* [Text excerpt]
Carr explained: "There's actions we can take on licensed broadcasters. And frankly, I think that it’s really sort of past time that a lot of these licensed broadcasters themselves push back on Comcast and Disney and say…'We're not gonna run Kimmel anymore...because we licensed broadcasters are running the possibility of fines or license revocation from the FCC.'"
The largest operator of ABC affiliates, Nexstar—which needs FCC approval for a $6.2 billion merger—said it would stop airing Kimmel’s show from its stations. Then ABC suspended Kimmel’s show.
Benny Johnson, the podcaster on whose show Carr threatened Kimmel, was one of the influencers Russian state media funded to spread propaganda before the 2024 election. After Kimmel’s suspension, Johnson posted on social media: “We did it for you, Charlie. And we’re just getting started.”
Exactly two hundred and thirty-eight years ago today, on September 17, 1787, in Philadelphia, Pennsylvania, the men we know now as the Framers signed their final draft of a new constitution for the United States, hoping it would fix the problems of the first attempt to create a new nation. During the Revolutionary War, the Second Continental Congress had hammered out a plan for a confederation of states, but with fears of government tyranny still uppermost in delegates’ minds, they centered power in the states rather than in a national government.
The result—the Articles of Confederation—was a “firm league of friendship” among the thirteen new states, overseen by a congress of men chosen by the state legislatures and in which each state had one vote. The new pact gave the federal government few duties and even fewer ways to meet them. Indicating their inclinations, in the first substantive paragraph the authors of the agreement said: “Each state retains its sovereignty, freedom and independence, and every Power, Jurisdiction and right, which is not by this confederation expressly delegated to the United States, in Congress assembled.”
Within a decade, the states were refusing to contribute money to the new government and were starting to contemplate their own trade agreements with other countries. An economic recession in 1786 threatened farmers in western Massachusetts with the loss of their farms when the state government in the eastern part of the state refused relief; in turn, when farmers led by Revolutionary War captain Daniel Shays marched on Boston, propertied men were so terrified their own property would be seized that they raised their own army for protection.

* [Short problem A]
In the text excerpt, on what date and in which city did the Framers sign their final draft of the new constitution?

* [Information shown]
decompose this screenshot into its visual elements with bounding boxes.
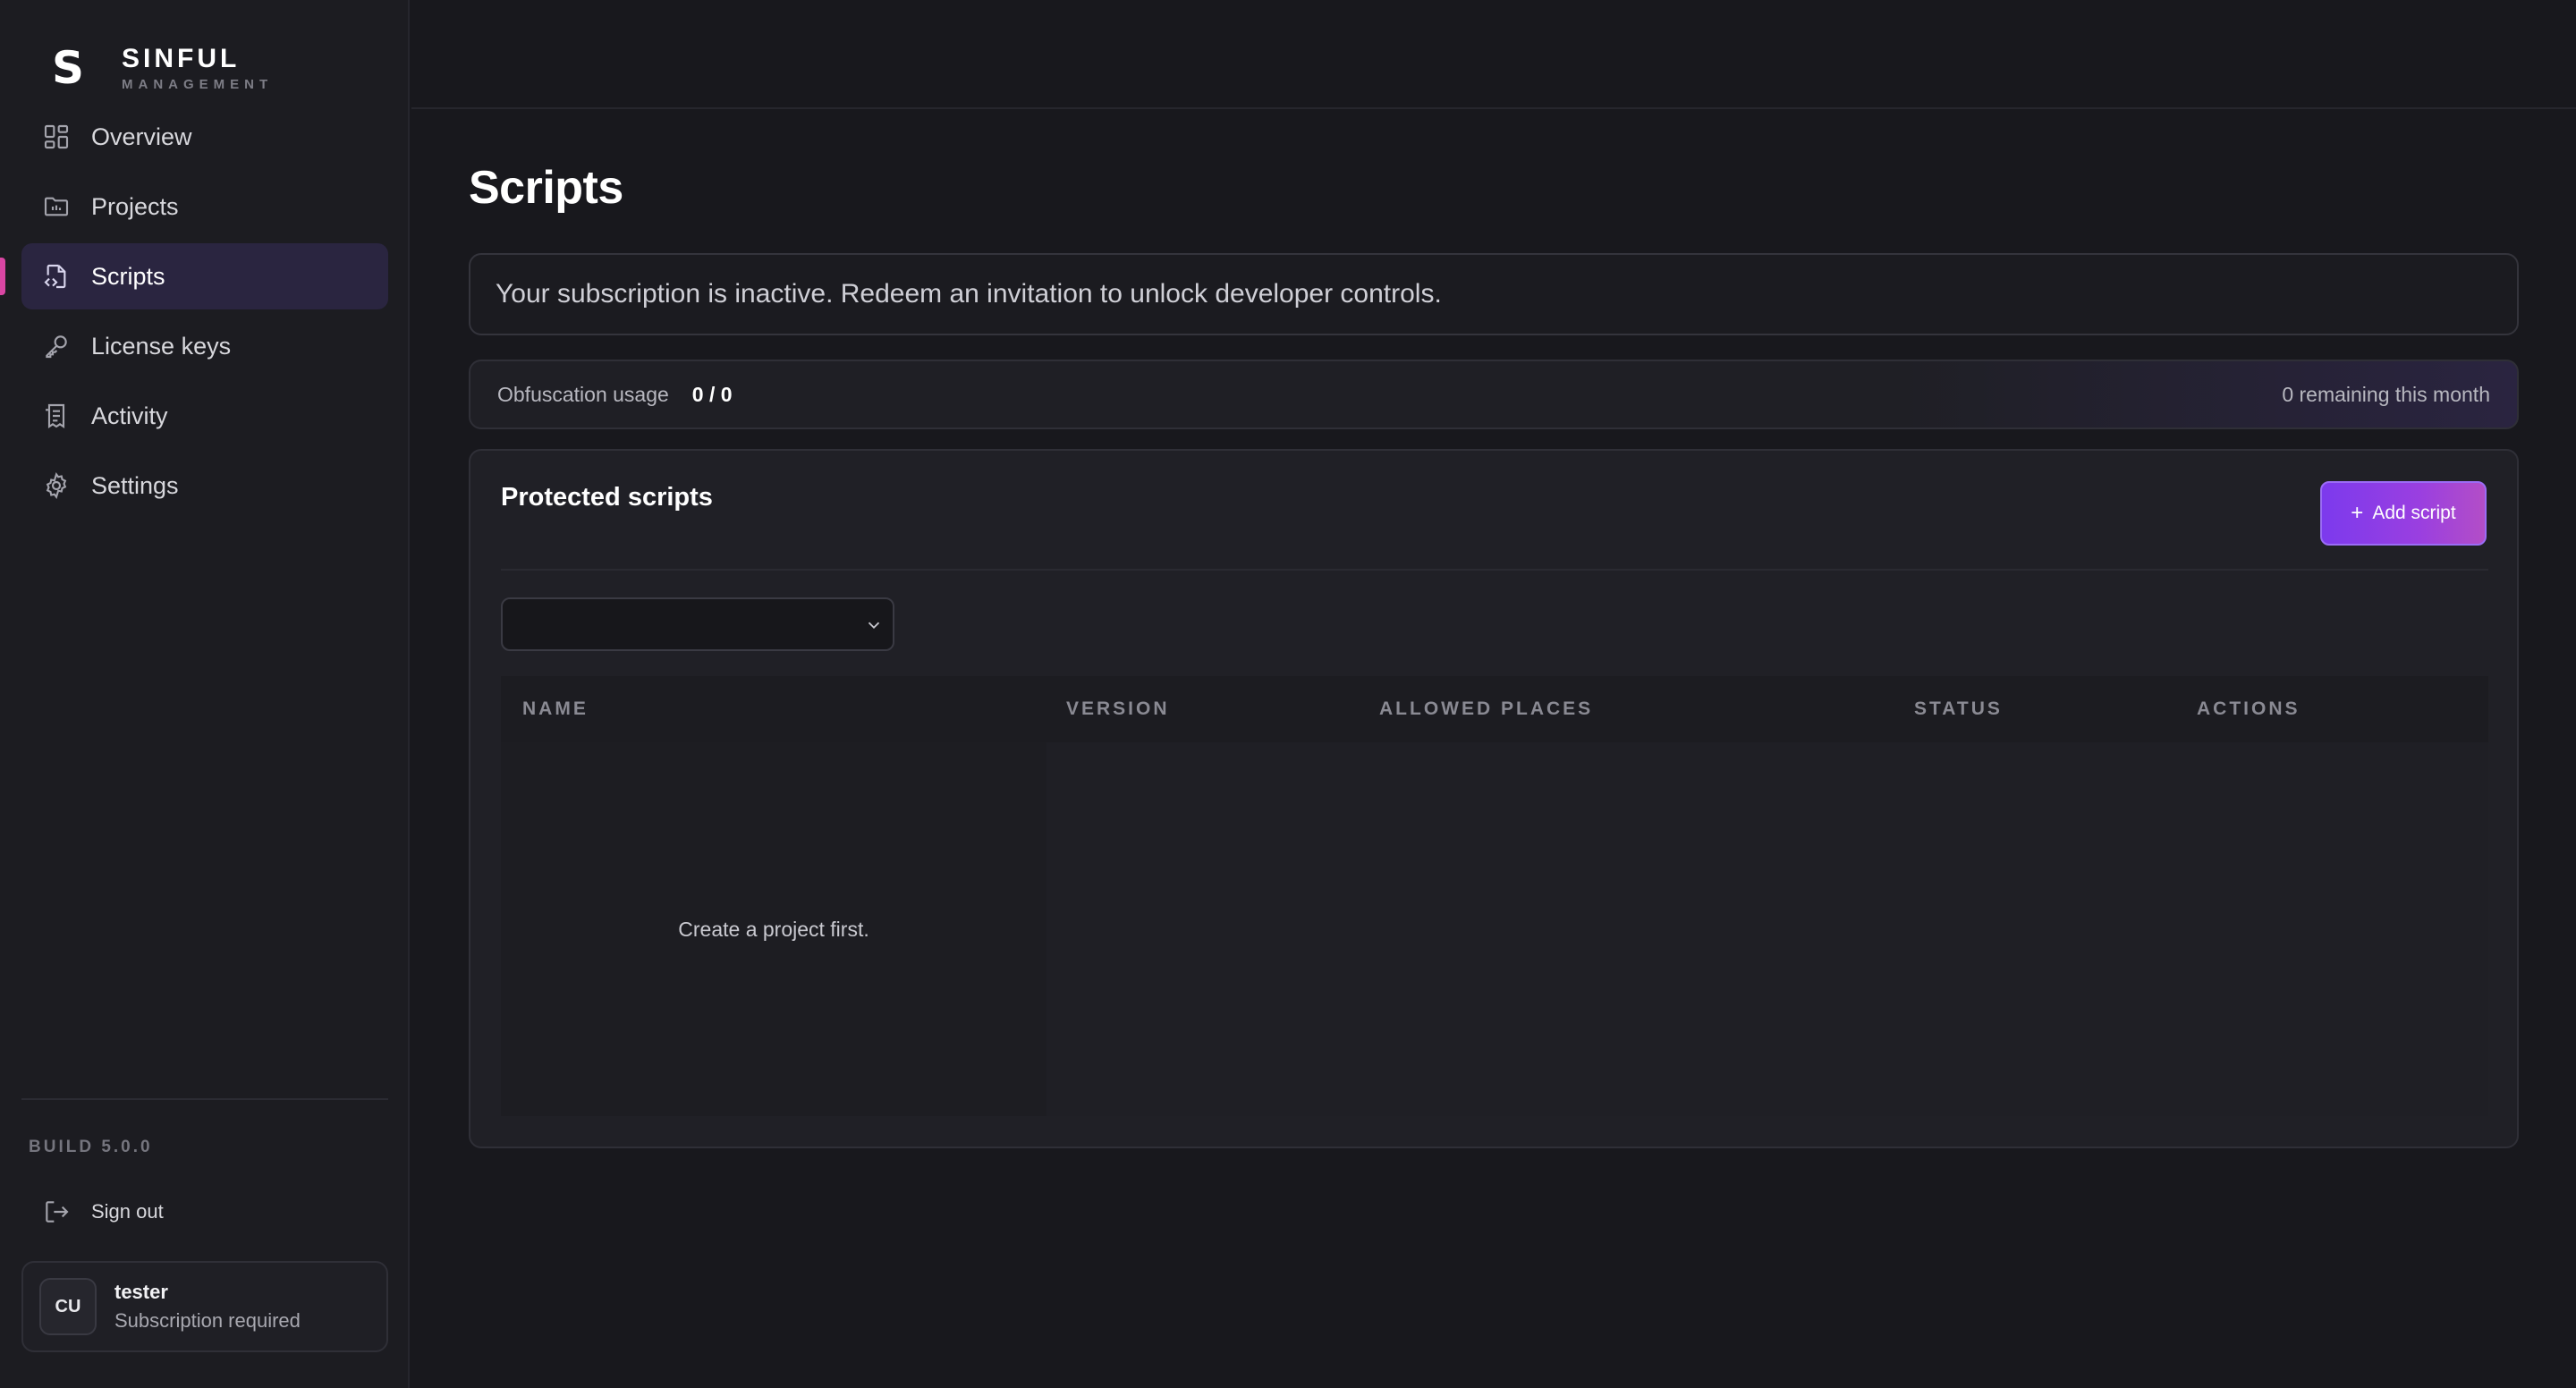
brand-logo: S bbox=[51, 42, 84, 94]
brand-title: SINFUL bbox=[122, 43, 241, 73]
usage-remaining: 0 remaining this month bbox=[2282, 382, 2490, 406]
panel-divider bbox=[501, 569, 2488, 571]
sidebar-item-label: Settings bbox=[91, 471, 179, 499]
usage-label: Obfuscation usage bbox=[497, 382, 669, 406]
add-script-button[interactable]: + Add script bbox=[2320, 481, 2487, 546]
sidebar-item-label: Activity bbox=[91, 402, 168, 429]
column-header-name[interactable]: NAME bbox=[522, 698, 589, 720]
sidebar-item-overview[interactable]: Overview bbox=[21, 104, 388, 170]
user-card[interactable]: CU tester Subscription required bbox=[21, 1261, 388, 1352]
brand-subtitle: MANAGEMENT bbox=[122, 76, 274, 92]
receipt-icon bbox=[41, 401, 72, 431]
sidebar-nav: Overview Projects Scripts License keys A… bbox=[0, 104, 388, 522]
user-name: tester bbox=[114, 1281, 168, 1303]
brand-text: SINFUL MANAGEMENT bbox=[122, 43, 274, 92]
sidebar-item-scripts[interactable]: Scripts bbox=[0, 243, 388, 309]
file-code-icon bbox=[41, 261, 72, 292]
obfuscation-usage-bar: Obfuscation usage 0 / 0 0 remaining this… bbox=[469, 360, 2519, 429]
sidebar: S SINFUL MANAGEMENT Overview Projects Sc… bbox=[0, 0, 410, 1388]
table-body: Create a project first. bbox=[501, 742, 2488, 1116]
panel-title: Protected scripts bbox=[501, 483, 713, 512]
project-select[interactable] bbox=[501, 597, 894, 651]
plus-icon: + bbox=[2351, 501, 2364, 525]
banner-text: Your subscription is inactive. Redeem an… bbox=[496, 279, 1442, 309]
folder-chart-icon bbox=[41, 191, 72, 222]
top-bar bbox=[411, 0, 2576, 109]
sidebar-item-projects[interactable]: Projects bbox=[21, 174, 388, 240]
sign-out-button[interactable]: Sign out bbox=[21, 1189, 388, 1234]
sidebar-item-license-keys[interactable]: License keys bbox=[21, 313, 388, 379]
page-title: Scripts bbox=[469, 162, 623, 214]
sidebar-item-label: Projects bbox=[91, 192, 179, 220]
sign-out-label: Sign out bbox=[91, 1200, 164, 1223]
column-header-version[interactable]: VERSION bbox=[1066, 698, 1170, 720]
table-header: NAME VERSION ALLOWED PLACES STATUS ACTIO… bbox=[501, 676, 2488, 742]
sidebar-item-label: License keys bbox=[91, 332, 232, 360]
sidebar-item-label: Overview bbox=[91, 123, 192, 150]
app-root: S SINFUL MANAGEMENT Overview Projects Sc… bbox=[0, 0, 2576, 1388]
protected-scripts-panel: Protected scripts + Add script NAME VERS… bbox=[469, 449, 2519, 1148]
user-status: Subscription required bbox=[114, 1309, 301, 1332]
build-version: BUILD 5.0.0 bbox=[29, 1138, 153, 1156]
column-header-actions[interactable]: ACTIONS bbox=[2197, 698, 2301, 720]
logout-icon bbox=[41, 1197, 72, 1227]
column-header-status[interactable]: STATUS bbox=[1914, 698, 2003, 720]
gear-icon bbox=[41, 470, 72, 501]
key-icon bbox=[41, 331, 72, 361]
sidebar-divider bbox=[21, 1098, 388, 1100]
sidebar-item-activity[interactable]: Activity bbox=[21, 383, 388, 449]
brand[interactable]: S SINFUL MANAGEMENT bbox=[48, 41, 273, 95]
subscription-banner: Your subscription is inactive. Redeem an… bbox=[469, 253, 2519, 335]
column-header-allowed-places[interactable]: ALLOWED PLACES bbox=[1379, 698, 1593, 720]
sidebar-item-label: Scripts bbox=[91, 262, 165, 290]
chevron-down-icon bbox=[864, 615, 884, 639]
empty-message: Create a project first. bbox=[678, 917, 869, 941]
sidebar-item-settings[interactable]: Settings bbox=[21, 453, 388, 519]
avatar: CU bbox=[39, 1278, 97, 1335]
add-script-label: Add script bbox=[2372, 503, 2456, 523]
usage-value: 0 / 0 bbox=[691, 382, 733, 406]
grid-icon bbox=[41, 122, 72, 152]
empty-state: Create a project first. bbox=[501, 742, 1046, 1116]
user-info: tester Subscription required bbox=[114, 1281, 301, 1333]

* [Short problem B]
Copy the lines of the records verbatim, starting at the line containing "brand-logo: S bbox=[51, 42, 84, 94]" and ending after the line containing "receipt-icon bbox=[41, 401, 72, 431]".

* [Complete answer A]
On September 17, 1787, in Philadelphia, Pennsylvania.

* [Complete answer B]
brand-logo: S bbox=[51, 42, 84, 94]
brand-title: SINFUL bbox=[122, 43, 241, 73]
usage-remaining: 0 remaining this month bbox=[2282, 382, 2490, 406]
panel-divider bbox=[501, 569, 2488, 571]
sidebar-item-label: Settings bbox=[91, 471, 179, 499]
usage-label: Obfuscation usage bbox=[497, 382, 669, 406]
add-script-button[interactable]: + Add script bbox=[2320, 481, 2487, 546]
sidebar-item-label: Activity bbox=[91, 402, 168, 429]
column-header-name[interactable]: NAME bbox=[522, 698, 589, 720]
sidebar-item-overview[interactable]: Overview bbox=[21, 104, 388, 170]
user-card[interactable]: CU tester Subscription required bbox=[21, 1261, 388, 1352]
brand-subtitle: MANAGEMENT bbox=[122, 76, 274, 92]
receipt-icon bbox=[41, 401, 72, 431]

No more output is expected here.